→ GIVEN TASK
Give the listing again exactly, omitting its images.

→ RECORD EXTRACTS
+++

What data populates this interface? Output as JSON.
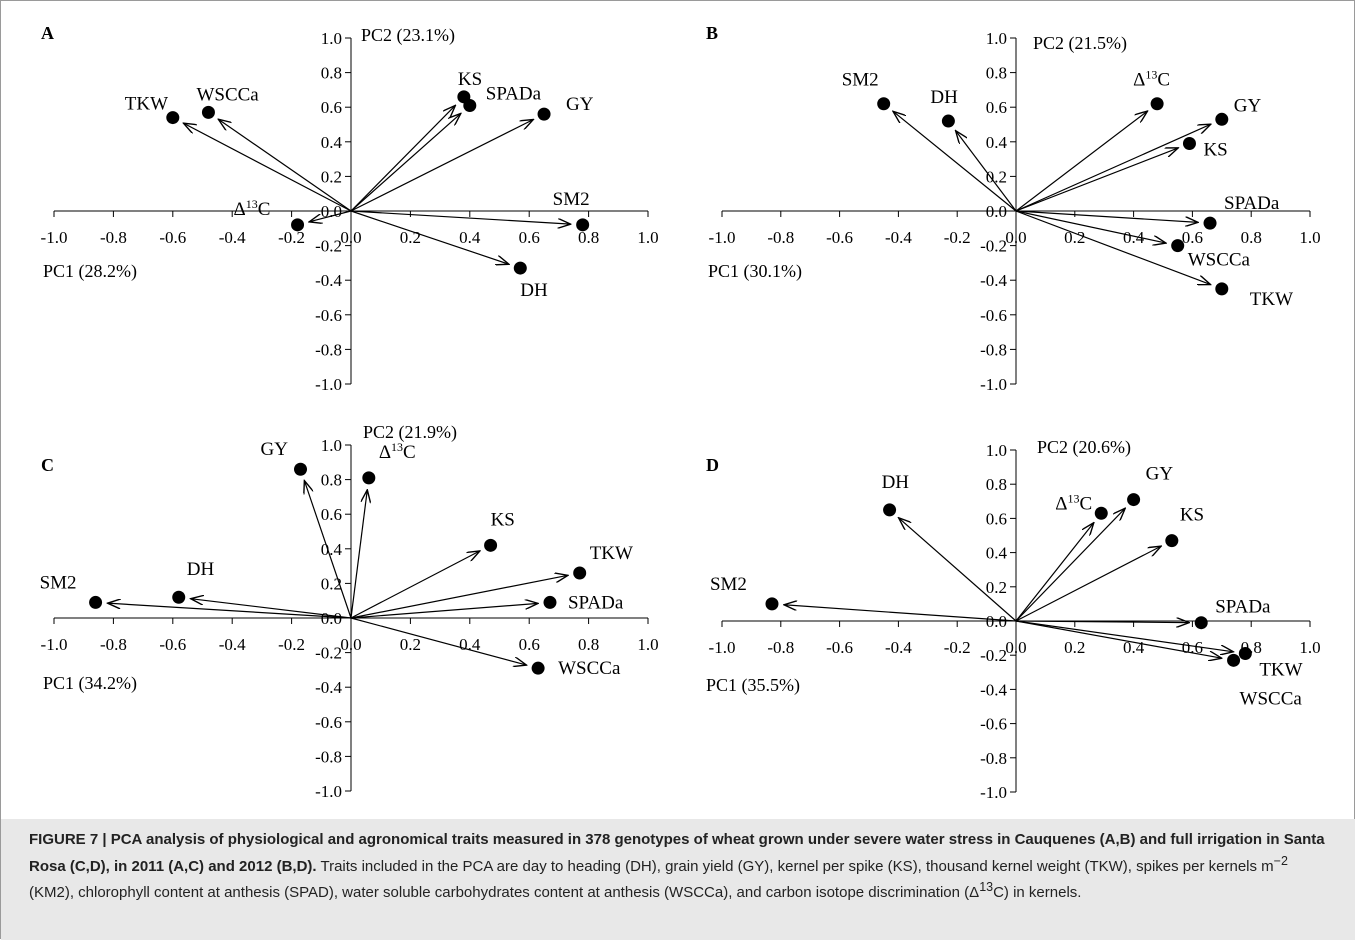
{
  "chart_data": [
    {
      "type": "scatter",
      "panel_label": "A",
      "xlabel": "PC1 (28.2%)",
      "ylabel": "PC2 (23.1%)",
      "xlim": [
        -1.0,
        1.0
      ],
      "ylim": [
        -1.0,
        1.0
      ],
      "xticks": [
        "-1.0",
        "-0.8",
        "-0.6",
        "-0.4",
        "-0.2",
        "0.0",
        "0.2",
        "0.4",
        "0.6",
        "0.8",
        "1.0"
      ],
      "yticks": [
        "1.0",
        "0.8",
        "0.6",
        "0.4",
        "0.2",
        "0.0",
        "-0.2",
        "-0.4",
        "-0.6",
        "-0.8",
        "-1.0"
      ],
      "points": [
        {
          "label": "TKW",
          "x": -0.6,
          "y": 0.54
        },
        {
          "label": "WSCCa",
          "x": -0.48,
          "y": 0.57
        },
        {
          "label": "KS",
          "x": 0.38,
          "y": 0.66
        },
        {
          "label": "SPADa",
          "x": 0.4,
          "y": 0.61
        },
        {
          "label": "GY",
          "x": 0.65,
          "y": 0.56
        },
        {
          "label": "SM2",
          "x": 0.78,
          "y": -0.08
        },
        {
          "label": "DH",
          "x": 0.57,
          "y": -0.33
        },
        {
          "label": "Δ13C",
          "x": -0.18,
          "y": -0.08
        }
      ]
    },
    {
      "type": "scatter",
      "panel_label": "B",
      "xlabel": "PC1 (30.1%)",
      "ylabel": "PC2 (21.5%)",
      "xlim": [
        -1.0,
        1.0
      ],
      "ylim": [
        -1.0,
        1.0
      ],
      "xticks": [
        "-1.0",
        "-0.8",
        "-0.6",
        "-0.4",
        "-0.2",
        "0.0",
        "0.2",
        "0.4",
        "0.6",
        "0.8",
        "1.0"
      ],
      "yticks": [
        "1.0",
        "0.8",
        "0.6",
        "0.4",
        "0.2",
        "0.0",
        "-0.2",
        "-0.4",
        "-0.6",
        "-0.8",
        "-1.0"
      ],
      "points": [
        {
          "label": "SM2",
          "x": -0.45,
          "y": 0.62
        },
        {
          "label": "DH",
          "x": -0.23,
          "y": 0.52
        },
        {
          "label": "Δ13C",
          "x": 0.48,
          "y": 0.62
        },
        {
          "label": "GY",
          "x": 0.7,
          "y": 0.53
        },
        {
          "label": "KS",
          "x": 0.59,
          "y": 0.39
        },
        {
          "label": "SPADa",
          "x": 0.66,
          "y": -0.07
        },
        {
          "label": "WSCCa",
          "x": 0.55,
          "y": -0.2
        },
        {
          "label": "TKW",
          "x": 0.7,
          "y": -0.45
        }
      ]
    },
    {
      "type": "scatter",
      "panel_label": "C",
      "xlabel": "PC1 (34.2%)",
      "ylabel": "PC2 (21.9%)",
      "xlim": [
        -1.0,
        1.0
      ],
      "ylim": [
        -1.0,
        1.0
      ],
      "xticks": [
        "-1.0",
        "-0.8",
        "-0.6",
        "-0.4",
        "-0.2",
        "0.0",
        "0.2",
        "0.4",
        "0.6",
        "0.8",
        "1.0"
      ],
      "yticks": [
        "1.0",
        "0.8",
        "0.6",
        "0.4",
        "0.2",
        "0.0",
        "-0.2",
        "-0.4",
        "-0.6",
        "-0.8",
        "-1.0"
      ],
      "points": [
        {
          "label": "GY",
          "x": -0.17,
          "y": 0.86
        },
        {
          "label": "Δ13C",
          "x": 0.06,
          "y": 0.81
        },
        {
          "label": "KS",
          "x": 0.47,
          "y": 0.42
        },
        {
          "label": "TKW",
          "x": 0.77,
          "y": 0.26
        },
        {
          "label": "SPADa",
          "x": 0.67,
          "y": 0.09
        },
        {
          "label": "WSCCa",
          "x": 0.63,
          "y": -0.29
        },
        {
          "label": "SM2",
          "x": -0.86,
          "y": 0.09
        },
        {
          "label": "DH",
          "x": -0.58,
          "y": 0.12
        }
      ]
    },
    {
      "type": "scatter",
      "panel_label": "D",
      "xlabel": "PC1 (35.5%)",
      "ylabel": "PC2 (20.6%)",
      "xlim": [
        -1.0,
        1.0
      ],
      "ylim": [
        -1.0,
        1.0
      ],
      "xticks": [
        "-1.0",
        "-0.8",
        "-0.6",
        "-0.4",
        "-0.2",
        "0.0",
        "0.2",
        "0.4",
        "0.6",
        "0.8",
        "1.0"
      ],
      "yticks": [
        "1.0",
        "0.8",
        "0.6",
        "0.4",
        "0.2",
        "0.0",
        "-0.2",
        "-0.4",
        "-0.6",
        "-0.8",
        "-1.0"
      ],
      "points": [
        {
          "label": "DH",
          "x": -0.43,
          "y": 0.65
        },
        {
          "label": "Δ13C",
          "x": 0.29,
          "y": 0.63
        },
        {
          "label": "GY",
          "x": 0.4,
          "y": 0.71
        },
        {
          "label": "KS",
          "x": 0.53,
          "y": 0.47
        },
        {
          "label": "SM2",
          "x": -0.83,
          "y": 0.1
        },
        {
          "label": "SPADa",
          "x": 0.63,
          "y": -0.01
        },
        {
          "label": "TKW",
          "x": 0.78,
          "y": -0.19
        },
        {
          "label": "WSCCa",
          "x": 0.74,
          "y": -0.23
        }
      ]
    }
  ],
  "caption": {
    "title": "FIGURE 7 | PCA analysis of physiological and agronomical traits measured in 378 genotypes of wheat grown under severe water stress in Cauquenes (A,B) and full irrigation in Santa Rosa (C,D), in 2011 (A,C) and 2012 (B,D).",
    "body_1": " Traits included in the PCA are day to heading (DH), grain yield (GY), kernel per spike (KS), thousand kernel weight (TKW), spikes per kernels m",
    "sup_1": "−2",
    "body_2": " (KM2), chlorophyll content at anthesis (SPAD), water soluble carbohydrates content at anthesis (WSCCa), and carbon isotope discrimination (Δ",
    "sup_2": "13",
    "body_3": "C) in kernels."
  }
}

+++

→ TASK RESULT
What data populates this interface? Output as JSON.
{
  "chart_data": [
    {
      "type": "scatter",
      "panel_label": "A",
      "xlabel": "PC1 (28.2%)",
      "ylabel": "PC2 (23.1%)",
      "xlim": [
        -1.0,
        1.0
      ],
      "ylim": [
        -1.0,
        1.0
      ],
      "xticks": [
        "-1.0",
        "-0.8",
        "-0.6",
        "-0.4",
        "-0.2",
        "0.0",
        "0.2",
        "0.4",
        "0.6",
        "0.8",
        "1.0"
      ],
      "yticks": [
        "1.0",
        "0.8",
        "0.6",
        "0.4",
        "0.2",
        "0.0",
        "-0.2",
        "-0.4",
        "-0.6",
        "-0.8",
        "-1.0"
      ],
      "points": [
        {
          "label": "TKW",
          "x": -0.6,
          "y": 0.54
        },
        {
          "label": "WSCCa",
          "x": -0.48,
          "y": 0.57
        },
        {
          "label": "KS",
          "x": 0.38,
          "y": 0.66
        },
        {
          "label": "SPADa",
          "x": 0.4,
          "y": 0.61
        },
        {
          "label": "GY",
          "x": 0.65,
          "y": 0.56
        },
        {
          "label": "SM2",
          "x": 0.78,
          "y": -0.08
        },
        {
          "label": "DH",
          "x": 0.57,
          "y": -0.33
        },
        {
          "label": "Δ13C",
          "x": -0.18,
          "y": -0.08
        }
      ]
    },
    {
      "type": "scatter",
      "panel_label": "B",
      "xlabel": "PC1 (30.1%)",
      "ylabel": "PC2 (21.5%)",
      "xlim": [
        -1.0,
        1.0
      ],
      "ylim": [
        -1.0,
        1.0
      ],
      "xticks": [
        "-1.0",
        "-0.8",
        "-0.6",
        "-0.4",
        "-0.2",
        "0.0",
        "0.2",
        "0.4",
        "0.6",
        "0.8",
        "1.0"
      ],
      "yticks": [
        "1.0",
        "0.8",
        "0.6",
        "0.4",
        "0.2",
        "0.0",
        "-0.2",
        "-0.4",
        "-0.6",
        "-0.8",
        "-1.0"
      ],
      "points": [
        {
          "label": "SM2",
          "x": -0.45,
          "y": 0.62
        },
        {
          "label": "DH",
          "x": -0.23,
          "y": 0.52
        },
        {
          "label": "Δ13C",
          "x": 0.48,
          "y": 0.62
        },
        {
          "label": "GY",
          "x": 0.7,
          "y": 0.53
        },
        {
          "label": "KS",
          "x": 0.59,
          "y": 0.39
        },
        {
          "label": "SPADa",
          "x": 0.66,
          "y": -0.07
        },
        {
          "label": "WSCCa",
          "x": 0.55,
          "y": -0.2
        },
        {
          "label": "TKW",
          "x": 0.7,
          "y": -0.45
        }
      ]
    },
    {
      "type": "scatter",
      "panel_label": "C",
      "xlabel": "PC1 (34.2%)",
      "ylabel": "PC2 (21.9%)",
      "xlim": [
        -1.0,
        1.0
      ],
      "ylim": [
        -1.0,
        1.0
      ],
      "xticks": [
        "-1.0",
        "-0.8",
        "-0.6",
        "-0.4",
        "-0.2",
        "0.0",
        "0.2",
        "0.4",
        "0.6",
        "0.8",
        "1.0"
      ],
      "yticks": [
        "1.0",
        "0.8",
        "0.6",
        "0.4",
        "0.2",
        "0.0",
        "-0.2",
        "-0.4",
        "-0.6",
        "-0.8",
        "-1.0"
      ],
      "points": [
        {
          "label": "GY",
          "x": -0.17,
          "y": 0.86
        },
        {
          "label": "Δ13C",
          "x": 0.06,
          "y": 0.81
        },
        {
          "label": "KS",
          "x": 0.47,
          "y": 0.42
        },
        {
          "label": "TKW",
          "x": 0.77,
          "y": 0.26
        },
        {
          "label": "SPADa",
          "x": 0.67,
          "y": 0.09
        },
        {
          "label": "WSCCa",
          "x": 0.63,
          "y": -0.29
        },
        {
          "label": "SM2",
          "x": -0.86,
          "y": 0.09
        },
        {
          "label": "DH",
          "x": -0.58,
          "y": 0.12
        }
      ]
    },
    {
      "type": "scatter",
      "panel_label": "D",
      "xlabel": "PC1 (35.5%)",
      "ylabel": "PC2 (20.6%)",
      "xlim": [
        -1.0,
        1.0
      ],
      "ylim": [
        -1.0,
        1.0
      ],
      "xticks": [
        "-1.0",
        "-0.8",
        "-0.6",
        "-0.4",
        "-0.2",
        "0.0",
        "0.2",
        "0.4",
        "0.6",
        "0.8",
        "1.0"
      ],
      "yticks": [
        "1.0",
        "0.8",
        "0.6",
        "0.4",
        "0.2",
        "0.0",
        "-0.2",
        "-0.4",
        "-0.6",
        "-0.8",
        "-1.0"
      ],
      "points": [
        {
          "label": "DH",
          "x": -0.43,
          "y": 0.65
        },
        {
          "label": "Δ13C",
          "x": 0.29,
          "y": 0.63
        },
        {
          "label": "GY",
          "x": 0.4,
          "y": 0.71
        },
        {
          "label": "KS",
          "x": 0.53,
          "y": 0.47
        },
        {
          "label": "SM2",
          "x": -0.83,
          "y": 0.1
        },
        {
          "label": "SPADa",
          "x": 0.63,
          "y": -0.01
        },
        {
          "label": "TKW",
          "x": 0.78,
          "y": -0.19
        },
        {
          "label": "WSCCa",
          "x": 0.74,
          "y": -0.23
        }
      ]
    }
  ],
  "caption": {
    "title": "FIGURE 7 | PCA analysis of physiological and agronomical traits measured in 378 genotypes of wheat grown under severe water stress in Cauquenes (A,B) and full irrigation in Santa Rosa (C,D), in 2011 (A,C) and 2012 (B,D).",
    "body_1": " Traits included in the PCA are day to heading (DH), grain yield (GY), kernel per spike (KS), thousand kernel weight (TKW), spikes per kernels m",
    "sup_1": "−2",
    "body_2": " (KM2), chlorophyll content at anthesis (SPAD), water soluble carbohydrates content at anthesis (WSCCa), and carbon isotope discrimination (Δ",
    "sup_2": "13",
    "body_3": "C) in kernels."
  }
}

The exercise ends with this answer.